**Requirement:**
Transcribe all of the material exactly. Any picture in it should be left out.

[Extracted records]
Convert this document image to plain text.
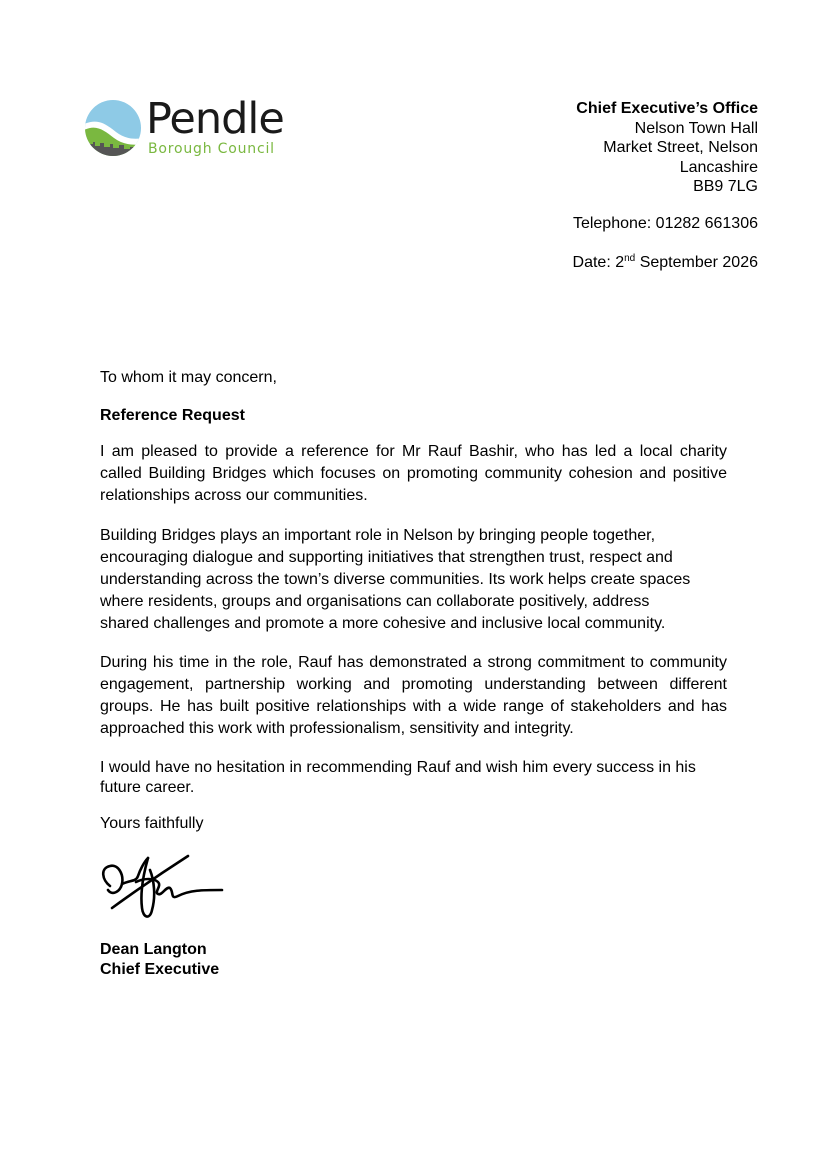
Pendle
Borough Council
Chief Executive’s Office
Nelson Town Hall
Market Street, Nelson
Lancashire
BB9 7LG
Telephone: 01282 661306
Date: 2nd September 2026
To whom it may concern,
Reference Request
I am pleased to provide a reference for Mr Rauf Bashir, who has led a local charity called Building Bridges which focuses on promoting community cohesion and positive relationships across our communities.
Building Bridges plays an important role in Nelson by bringing people together,
encouraging dialogue and supporting initiatives that strengthen trust, respect and
understanding across the town’s diverse communities. Its work helps create spaces
where residents, groups and organisations can collaborate positively, address
shared challenges and promote a more cohesive and inclusive local community.
During his time in the role, Rauf has demonstrated a strong commitment to community engagement, partnership working and promoting understanding between different groups. He has built positive relationships with a wide range of stakeholders and has approached this work with professionalism, sensitivity and integrity.
I would have no hesitation in recommending Rauf and wish him every success in his future career.
Yours faithfully
Dean Langton
Chief Executive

**In response:**
Convert this document image to plain text.
Pendle
Borough Council
Chief Executive’s Office
Nelson Town Hall
Market Street, Nelson
Lancashire
BB9 7LG
Telephone: 01282 661306
Date: 2nd September 2026
To whom it may concern,
Reference Request
I am pleased to provide a reference for Mr Rauf Bashir, who has led a local charity called Building Bridges which focuses on promoting community cohesion and positive relationships across our communities.
Building Bridges plays an important role in Nelson by bringing people together,
encouraging dialogue and supporting initiatives that strengthen trust, respect and
understanding across the town’s diverse communities. Its work helps create spaces
where residents, groups and organisations can collaborate positively, address
shared challenges and promote a more cohesive and inclusive local community.
During his time in the role, Rauf has demonstrated a strong commitment to community engagement, partnership working and promoting understanding between different groups. He has built positive relationships with a wide range of stakeholders and has approached this work with professionalism, sensitivity and integrity.
I would have no hesitation in recommending Rauf and wish him every success in his future career.
Yours faithfully
Dean Langton
Chief Executive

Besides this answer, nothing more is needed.